→ **Task prompt**:
Copy each line with the word "counts" in it.

-- begin Given data --

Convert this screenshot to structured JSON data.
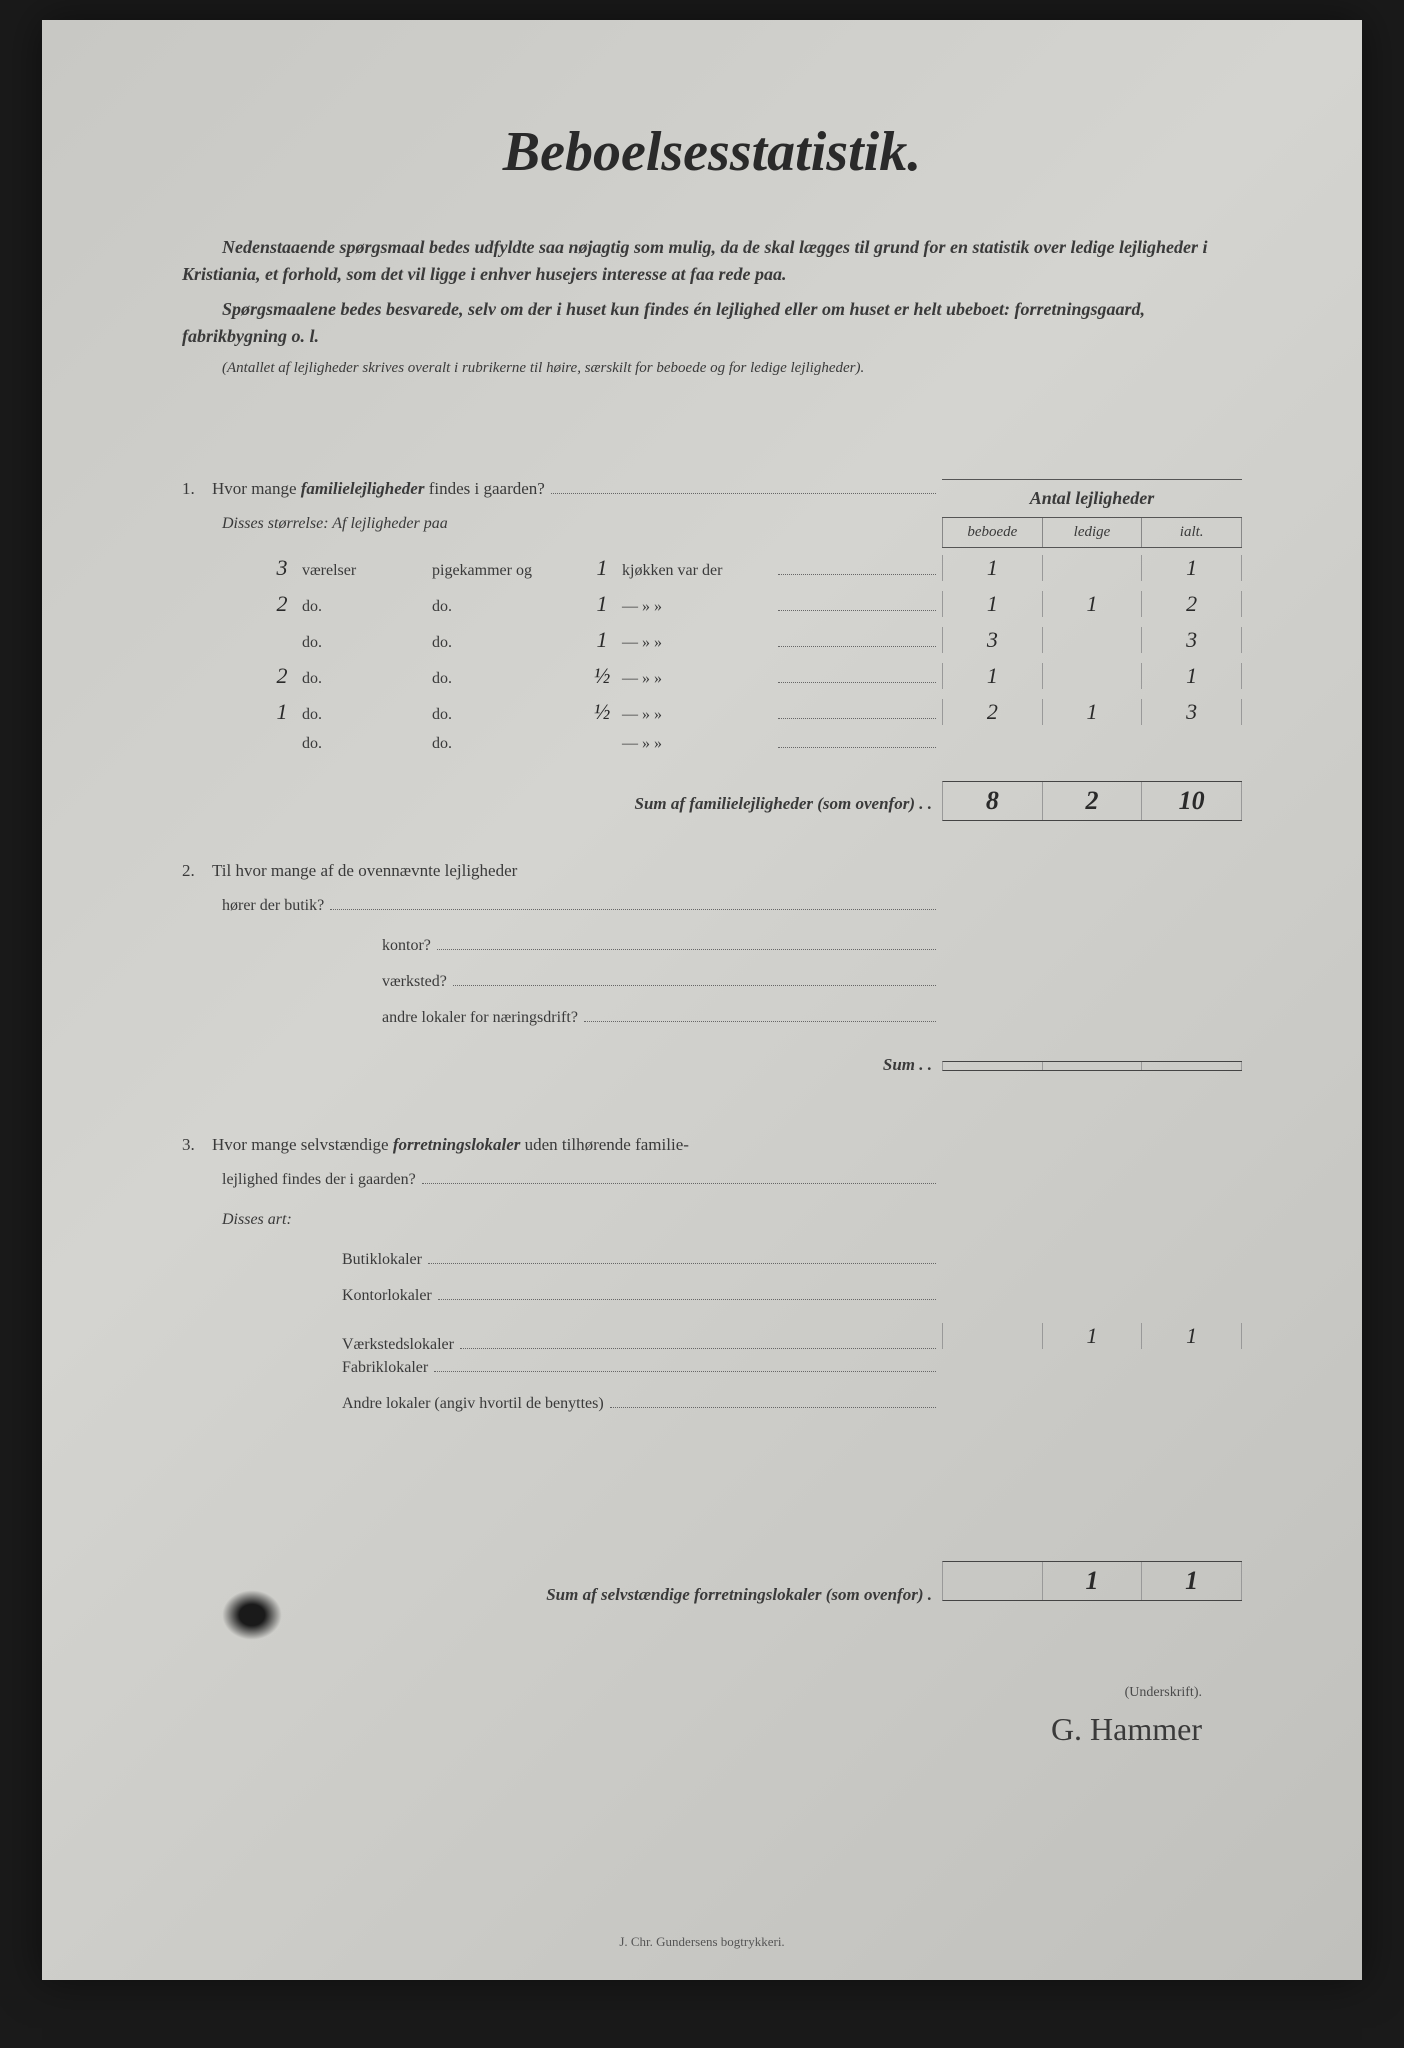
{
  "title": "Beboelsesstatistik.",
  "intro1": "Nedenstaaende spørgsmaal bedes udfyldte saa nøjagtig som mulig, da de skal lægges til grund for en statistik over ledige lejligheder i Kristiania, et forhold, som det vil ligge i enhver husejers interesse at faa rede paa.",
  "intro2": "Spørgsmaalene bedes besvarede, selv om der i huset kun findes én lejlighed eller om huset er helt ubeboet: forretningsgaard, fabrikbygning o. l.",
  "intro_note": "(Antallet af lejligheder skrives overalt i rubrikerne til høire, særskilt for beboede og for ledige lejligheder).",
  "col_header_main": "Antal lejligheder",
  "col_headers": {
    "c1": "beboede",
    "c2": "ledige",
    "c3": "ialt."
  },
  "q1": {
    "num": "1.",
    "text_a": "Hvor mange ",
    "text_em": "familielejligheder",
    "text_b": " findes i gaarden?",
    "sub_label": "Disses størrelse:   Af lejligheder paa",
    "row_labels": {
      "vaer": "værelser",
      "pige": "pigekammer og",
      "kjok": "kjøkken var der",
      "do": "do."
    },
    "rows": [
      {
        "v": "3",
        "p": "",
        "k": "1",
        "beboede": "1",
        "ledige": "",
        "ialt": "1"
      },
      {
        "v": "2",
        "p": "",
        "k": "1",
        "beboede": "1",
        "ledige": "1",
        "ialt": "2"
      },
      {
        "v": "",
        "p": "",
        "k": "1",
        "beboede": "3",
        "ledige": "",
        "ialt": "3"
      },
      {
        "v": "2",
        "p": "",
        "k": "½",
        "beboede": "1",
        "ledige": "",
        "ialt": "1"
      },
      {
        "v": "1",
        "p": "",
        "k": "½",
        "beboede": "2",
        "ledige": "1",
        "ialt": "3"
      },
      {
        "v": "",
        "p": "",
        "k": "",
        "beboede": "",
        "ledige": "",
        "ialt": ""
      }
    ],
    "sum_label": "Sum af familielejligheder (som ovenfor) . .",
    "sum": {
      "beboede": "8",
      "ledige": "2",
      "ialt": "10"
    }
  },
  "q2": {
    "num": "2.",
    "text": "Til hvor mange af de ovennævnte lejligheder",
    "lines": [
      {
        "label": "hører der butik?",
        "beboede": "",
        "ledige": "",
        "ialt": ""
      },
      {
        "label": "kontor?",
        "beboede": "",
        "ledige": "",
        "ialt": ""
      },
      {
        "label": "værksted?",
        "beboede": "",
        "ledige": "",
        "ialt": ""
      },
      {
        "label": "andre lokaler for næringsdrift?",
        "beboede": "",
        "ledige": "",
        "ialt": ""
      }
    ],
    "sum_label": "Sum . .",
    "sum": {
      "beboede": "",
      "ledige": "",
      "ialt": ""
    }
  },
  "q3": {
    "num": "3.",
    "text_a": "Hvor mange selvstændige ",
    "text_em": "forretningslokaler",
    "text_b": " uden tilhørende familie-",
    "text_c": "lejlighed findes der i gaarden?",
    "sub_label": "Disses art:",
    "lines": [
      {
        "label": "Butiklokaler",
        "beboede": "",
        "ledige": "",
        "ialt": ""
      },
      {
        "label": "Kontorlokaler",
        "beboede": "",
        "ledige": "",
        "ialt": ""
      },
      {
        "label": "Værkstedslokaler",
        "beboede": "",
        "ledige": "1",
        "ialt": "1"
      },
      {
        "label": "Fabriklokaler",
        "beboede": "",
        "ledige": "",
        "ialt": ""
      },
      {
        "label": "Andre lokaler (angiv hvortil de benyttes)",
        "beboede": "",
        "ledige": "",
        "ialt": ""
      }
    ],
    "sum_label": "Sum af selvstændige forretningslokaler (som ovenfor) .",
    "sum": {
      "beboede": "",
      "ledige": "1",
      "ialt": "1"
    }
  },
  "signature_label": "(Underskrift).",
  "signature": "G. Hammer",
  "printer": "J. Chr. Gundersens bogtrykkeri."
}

-- end Given data --
-- begin Given data --

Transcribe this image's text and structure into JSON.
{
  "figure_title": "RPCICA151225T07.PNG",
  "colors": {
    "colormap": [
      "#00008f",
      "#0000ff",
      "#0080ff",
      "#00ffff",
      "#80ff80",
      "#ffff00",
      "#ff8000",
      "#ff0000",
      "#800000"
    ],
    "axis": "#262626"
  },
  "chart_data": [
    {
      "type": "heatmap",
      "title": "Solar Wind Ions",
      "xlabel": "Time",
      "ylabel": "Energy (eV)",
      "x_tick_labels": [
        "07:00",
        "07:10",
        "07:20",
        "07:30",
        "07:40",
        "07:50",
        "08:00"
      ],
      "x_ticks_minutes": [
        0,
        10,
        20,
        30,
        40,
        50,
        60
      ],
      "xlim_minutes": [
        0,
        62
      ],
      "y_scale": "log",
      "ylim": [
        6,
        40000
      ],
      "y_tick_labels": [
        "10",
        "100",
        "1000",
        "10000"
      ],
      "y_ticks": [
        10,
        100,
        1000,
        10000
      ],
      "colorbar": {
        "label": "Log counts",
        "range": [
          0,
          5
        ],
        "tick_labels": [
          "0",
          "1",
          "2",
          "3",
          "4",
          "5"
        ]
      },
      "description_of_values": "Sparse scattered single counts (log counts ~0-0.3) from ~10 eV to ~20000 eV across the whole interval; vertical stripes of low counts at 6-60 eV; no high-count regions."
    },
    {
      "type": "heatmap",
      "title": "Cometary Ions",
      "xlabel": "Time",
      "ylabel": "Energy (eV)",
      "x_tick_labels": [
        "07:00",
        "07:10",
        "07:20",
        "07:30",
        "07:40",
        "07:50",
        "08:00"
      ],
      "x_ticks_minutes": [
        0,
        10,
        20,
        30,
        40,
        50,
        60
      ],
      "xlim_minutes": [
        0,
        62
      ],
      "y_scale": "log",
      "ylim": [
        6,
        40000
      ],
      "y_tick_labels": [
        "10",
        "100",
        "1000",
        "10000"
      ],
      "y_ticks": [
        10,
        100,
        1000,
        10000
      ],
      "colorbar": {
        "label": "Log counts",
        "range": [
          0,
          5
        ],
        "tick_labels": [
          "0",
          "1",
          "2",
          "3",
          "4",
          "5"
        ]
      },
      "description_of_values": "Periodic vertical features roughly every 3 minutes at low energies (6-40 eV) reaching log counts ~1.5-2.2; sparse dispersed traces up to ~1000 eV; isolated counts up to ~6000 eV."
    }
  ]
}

-- end Given data --
-- begin Given data --

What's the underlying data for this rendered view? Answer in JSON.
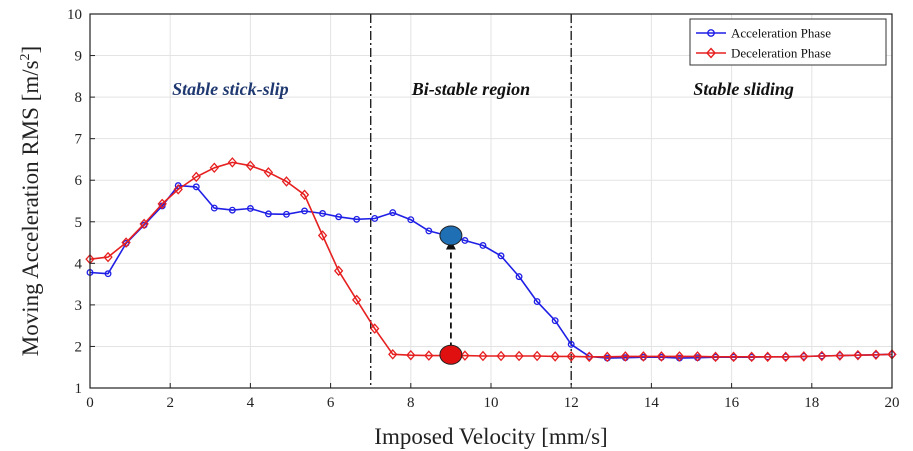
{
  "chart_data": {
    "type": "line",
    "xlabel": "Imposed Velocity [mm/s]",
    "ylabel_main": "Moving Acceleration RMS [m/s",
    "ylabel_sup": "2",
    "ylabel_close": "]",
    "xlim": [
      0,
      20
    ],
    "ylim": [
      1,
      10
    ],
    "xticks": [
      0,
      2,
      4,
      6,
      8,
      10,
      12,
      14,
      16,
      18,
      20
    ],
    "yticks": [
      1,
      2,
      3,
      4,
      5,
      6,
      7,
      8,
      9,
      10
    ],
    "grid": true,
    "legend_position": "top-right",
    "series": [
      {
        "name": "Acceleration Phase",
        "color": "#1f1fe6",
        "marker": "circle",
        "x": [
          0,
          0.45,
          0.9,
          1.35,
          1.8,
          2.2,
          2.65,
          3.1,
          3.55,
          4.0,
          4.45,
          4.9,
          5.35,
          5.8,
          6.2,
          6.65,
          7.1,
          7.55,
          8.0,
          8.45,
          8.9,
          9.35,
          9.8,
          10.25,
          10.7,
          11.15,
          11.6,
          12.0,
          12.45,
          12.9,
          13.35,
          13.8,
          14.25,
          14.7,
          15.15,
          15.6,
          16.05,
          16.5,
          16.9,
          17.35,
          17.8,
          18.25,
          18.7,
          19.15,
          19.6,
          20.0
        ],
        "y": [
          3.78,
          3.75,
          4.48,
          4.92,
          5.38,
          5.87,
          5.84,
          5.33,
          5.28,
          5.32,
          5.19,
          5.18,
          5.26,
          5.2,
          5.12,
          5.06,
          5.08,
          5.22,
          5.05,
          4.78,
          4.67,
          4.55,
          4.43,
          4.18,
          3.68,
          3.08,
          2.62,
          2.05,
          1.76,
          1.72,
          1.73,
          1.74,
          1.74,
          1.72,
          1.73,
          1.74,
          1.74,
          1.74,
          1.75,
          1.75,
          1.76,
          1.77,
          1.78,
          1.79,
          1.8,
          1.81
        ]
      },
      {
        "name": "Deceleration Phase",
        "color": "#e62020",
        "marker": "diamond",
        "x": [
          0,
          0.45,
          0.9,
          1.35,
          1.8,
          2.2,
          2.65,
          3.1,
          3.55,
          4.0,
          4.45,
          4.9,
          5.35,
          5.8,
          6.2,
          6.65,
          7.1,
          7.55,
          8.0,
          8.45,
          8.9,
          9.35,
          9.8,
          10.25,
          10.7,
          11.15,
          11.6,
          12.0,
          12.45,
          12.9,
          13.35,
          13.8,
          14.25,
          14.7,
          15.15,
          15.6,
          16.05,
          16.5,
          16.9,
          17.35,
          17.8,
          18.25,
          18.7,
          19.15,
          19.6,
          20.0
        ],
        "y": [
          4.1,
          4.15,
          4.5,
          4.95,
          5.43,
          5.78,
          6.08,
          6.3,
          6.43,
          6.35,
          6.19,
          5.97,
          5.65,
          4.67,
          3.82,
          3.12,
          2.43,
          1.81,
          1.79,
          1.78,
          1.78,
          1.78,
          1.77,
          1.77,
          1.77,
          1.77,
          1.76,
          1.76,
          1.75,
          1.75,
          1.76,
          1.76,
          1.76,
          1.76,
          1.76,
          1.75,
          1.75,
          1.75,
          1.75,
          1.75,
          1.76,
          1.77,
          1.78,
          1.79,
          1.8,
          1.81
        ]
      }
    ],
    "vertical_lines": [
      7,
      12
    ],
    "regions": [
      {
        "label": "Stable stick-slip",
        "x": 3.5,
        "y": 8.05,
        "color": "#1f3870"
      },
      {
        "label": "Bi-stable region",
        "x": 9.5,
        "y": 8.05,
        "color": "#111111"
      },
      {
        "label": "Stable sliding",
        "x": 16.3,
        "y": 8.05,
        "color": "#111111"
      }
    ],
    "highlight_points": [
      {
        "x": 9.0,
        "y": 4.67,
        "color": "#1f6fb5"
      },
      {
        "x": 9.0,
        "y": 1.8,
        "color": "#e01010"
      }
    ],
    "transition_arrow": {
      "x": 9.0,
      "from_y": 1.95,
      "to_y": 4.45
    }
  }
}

-- end Given data --

→ **Complete response**:
        "label": "Log counts",
      "description_of_values": "Sparse scattered single counts (log counts ~0-0.3) from ~10 eV to ~20000 eV across the whole interval; vertical stripes of low counts at 6-60 eV; no high-count regions."
        "label": "Log counts",
      "description_of_values": "Periodic vertical features roughly every 3 minutes at low energies (6-40 eV) reaching log counts ~1.5-2.2; sparse dispersed traces up to ~1000 eV; isolated counts up to ~6000 eV."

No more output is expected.